_RECORDS FOR THE EXERCISE_
====

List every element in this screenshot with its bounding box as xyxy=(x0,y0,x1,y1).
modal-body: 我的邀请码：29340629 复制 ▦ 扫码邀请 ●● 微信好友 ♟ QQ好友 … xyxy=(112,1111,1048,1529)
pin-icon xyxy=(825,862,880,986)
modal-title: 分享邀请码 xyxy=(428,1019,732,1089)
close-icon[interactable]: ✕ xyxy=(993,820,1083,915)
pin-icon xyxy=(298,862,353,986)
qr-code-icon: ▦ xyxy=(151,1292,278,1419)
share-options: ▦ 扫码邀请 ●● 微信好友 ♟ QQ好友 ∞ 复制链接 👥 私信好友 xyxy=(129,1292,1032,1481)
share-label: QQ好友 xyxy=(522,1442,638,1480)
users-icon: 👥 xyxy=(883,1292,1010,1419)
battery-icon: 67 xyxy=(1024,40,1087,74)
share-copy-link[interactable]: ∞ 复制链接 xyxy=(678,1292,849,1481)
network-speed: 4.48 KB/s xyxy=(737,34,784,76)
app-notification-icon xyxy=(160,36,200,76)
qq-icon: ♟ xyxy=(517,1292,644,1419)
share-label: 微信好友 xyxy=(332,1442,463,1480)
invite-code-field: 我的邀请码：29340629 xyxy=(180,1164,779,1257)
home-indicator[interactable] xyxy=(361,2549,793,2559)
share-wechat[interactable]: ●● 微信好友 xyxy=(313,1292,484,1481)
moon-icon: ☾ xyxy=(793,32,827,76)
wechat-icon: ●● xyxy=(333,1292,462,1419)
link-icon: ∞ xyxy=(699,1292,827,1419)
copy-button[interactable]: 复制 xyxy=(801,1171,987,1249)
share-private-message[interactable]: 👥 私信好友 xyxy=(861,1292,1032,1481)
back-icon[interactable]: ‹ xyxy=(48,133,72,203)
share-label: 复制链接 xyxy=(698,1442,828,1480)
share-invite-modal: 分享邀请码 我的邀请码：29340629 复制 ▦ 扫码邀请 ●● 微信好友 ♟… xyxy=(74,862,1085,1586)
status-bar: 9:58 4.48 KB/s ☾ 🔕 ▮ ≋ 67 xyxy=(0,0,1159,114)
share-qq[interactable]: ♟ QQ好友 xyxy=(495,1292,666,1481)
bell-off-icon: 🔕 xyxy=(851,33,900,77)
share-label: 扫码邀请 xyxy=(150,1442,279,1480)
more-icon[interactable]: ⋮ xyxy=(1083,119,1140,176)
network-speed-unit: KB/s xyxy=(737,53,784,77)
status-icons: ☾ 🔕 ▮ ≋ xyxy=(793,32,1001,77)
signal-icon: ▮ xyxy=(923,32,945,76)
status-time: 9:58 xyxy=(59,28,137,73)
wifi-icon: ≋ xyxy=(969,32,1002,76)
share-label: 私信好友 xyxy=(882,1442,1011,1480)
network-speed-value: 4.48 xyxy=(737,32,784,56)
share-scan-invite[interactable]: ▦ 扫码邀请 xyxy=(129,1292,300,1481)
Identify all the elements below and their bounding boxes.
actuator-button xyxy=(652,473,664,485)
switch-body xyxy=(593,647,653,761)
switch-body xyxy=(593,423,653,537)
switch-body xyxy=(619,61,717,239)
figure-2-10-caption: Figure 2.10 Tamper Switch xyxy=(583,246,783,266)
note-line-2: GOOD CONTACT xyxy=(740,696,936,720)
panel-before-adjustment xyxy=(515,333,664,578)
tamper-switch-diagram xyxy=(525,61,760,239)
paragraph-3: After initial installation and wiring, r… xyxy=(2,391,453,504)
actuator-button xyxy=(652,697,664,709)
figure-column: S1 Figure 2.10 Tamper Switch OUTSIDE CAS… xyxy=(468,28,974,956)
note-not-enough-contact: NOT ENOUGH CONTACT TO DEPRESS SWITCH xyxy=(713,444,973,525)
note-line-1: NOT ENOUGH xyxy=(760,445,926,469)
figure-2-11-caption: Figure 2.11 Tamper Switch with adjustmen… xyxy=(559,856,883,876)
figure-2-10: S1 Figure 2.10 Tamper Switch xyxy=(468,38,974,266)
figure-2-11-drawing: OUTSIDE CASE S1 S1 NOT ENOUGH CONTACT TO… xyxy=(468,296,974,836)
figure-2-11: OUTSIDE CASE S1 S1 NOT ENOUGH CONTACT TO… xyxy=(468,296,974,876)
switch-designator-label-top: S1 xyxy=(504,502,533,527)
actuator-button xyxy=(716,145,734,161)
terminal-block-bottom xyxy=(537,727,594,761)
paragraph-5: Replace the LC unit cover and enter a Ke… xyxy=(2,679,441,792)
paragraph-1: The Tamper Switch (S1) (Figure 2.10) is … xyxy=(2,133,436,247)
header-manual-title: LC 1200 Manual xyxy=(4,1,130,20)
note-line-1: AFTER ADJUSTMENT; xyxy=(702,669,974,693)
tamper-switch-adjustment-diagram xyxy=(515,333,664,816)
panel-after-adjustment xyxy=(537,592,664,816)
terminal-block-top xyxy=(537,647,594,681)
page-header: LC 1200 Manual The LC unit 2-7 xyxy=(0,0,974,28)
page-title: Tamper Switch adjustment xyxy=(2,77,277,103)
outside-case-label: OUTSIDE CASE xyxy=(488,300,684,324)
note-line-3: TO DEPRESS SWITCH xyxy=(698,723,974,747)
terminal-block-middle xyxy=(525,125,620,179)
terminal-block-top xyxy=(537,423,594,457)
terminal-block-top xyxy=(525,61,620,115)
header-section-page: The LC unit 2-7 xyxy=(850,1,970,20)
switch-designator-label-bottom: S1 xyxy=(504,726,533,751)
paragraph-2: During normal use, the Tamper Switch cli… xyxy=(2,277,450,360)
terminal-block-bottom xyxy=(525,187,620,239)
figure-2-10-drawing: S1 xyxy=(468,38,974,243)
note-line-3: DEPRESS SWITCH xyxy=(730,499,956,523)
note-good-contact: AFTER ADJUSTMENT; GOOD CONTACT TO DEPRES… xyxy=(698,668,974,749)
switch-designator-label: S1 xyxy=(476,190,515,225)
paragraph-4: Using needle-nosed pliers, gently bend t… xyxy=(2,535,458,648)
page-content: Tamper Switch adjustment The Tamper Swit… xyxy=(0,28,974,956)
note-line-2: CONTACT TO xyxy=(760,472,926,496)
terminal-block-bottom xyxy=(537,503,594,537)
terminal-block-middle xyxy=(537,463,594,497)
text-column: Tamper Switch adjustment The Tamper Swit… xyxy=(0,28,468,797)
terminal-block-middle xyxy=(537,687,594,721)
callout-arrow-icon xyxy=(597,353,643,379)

====

_EXERCISE INSTRUCTIONS_
Extract, without alteration, the entries from the very first line through the line containing "status-bar: 9:58 4.48", including both of these lines.

_COMPLETE RESPONSE_
List every element in this screenshot with its bounding box as xyxy=(x0,y0,x1,y1).
modal-body: 我的邀请码：29340629 复制 ▦ 扫码邀请 ●● 微信好友 ♟ QQ好友 … xyxy=(112,1111,1048,1529)
pin-icon xyxy=(825,862,880,986)
modal-title: 分享邀请码 xyxy=(428,1019,732,1089)
close-icon[interactable]: ✕ xyxy=(993,820,1083,915)
pin-icon xyxy=(298,862,353,986)
qr-code-icon: ▦ xyxy=(151,1292,278,1419)
share-options: ▦ 扫码邀请 ●● 微信好友 ♟ QQ好友 ∞ 复制链接 👥 私信好友 xyxy=(129,1292,1032,1481)
share-label: QQ好友 xyxy=(522,1442,638,1480)
users-icon: 👥 xyxy=(883,1292,1010,1419)
battery-icon: 67 xyxy=(1024,40,1087,74)
share-copy-link[interactable]: ∞ 复制链接 xyxy=(678,1292,849,1481)
network-speed: 4.48 KB/s xyxy=(737,34,784,76)
app-notification-icon xyxy=(160,36,200,76)
qq-icon: ♟ xyxy=(517,1292,644,1419)
share-label: 微信好友 xyxy=(332,1442,463,1480)
invite-code-field: 我的邀请码：29340629 xyxy=(180,1164,779,1257)
home-indicator[interactable] xyxy=(361,2549,793,2559)
share-wechat[interactable]: ●● 微信好友 xyxy=(313,1292,484,1481)
moon-icon: ☾ xyxy=(793,32,827,76)
wechat-icon: ●● xyxy=(333,1292,462,1419)
link-icon: ∞ xyxy=(699,1292,827,1419)
copy-button[interactable]: 复制 xyxy=(801,1171,987,1249)
share-private-message[interactable]: 👥 私信好友 xyxy=(861,1292,1032,1481)
back-icon[interactable]: ‹ xyxy=(48,133,72,203)
share-label: 复制链接 xyxy=(698,1442,828,1480)
share-invite-modal: 分享邀请码 我的邀请码：29340629 复制 ▦ 扫码邀请 ●● 微信好友 ♟… xyxy=(74,862,1085,1586)
status-bar: 9:58 4.48 KB/s ☾ 🔕 ▮ ≋ 67 xyxy=(0,0,1159,114)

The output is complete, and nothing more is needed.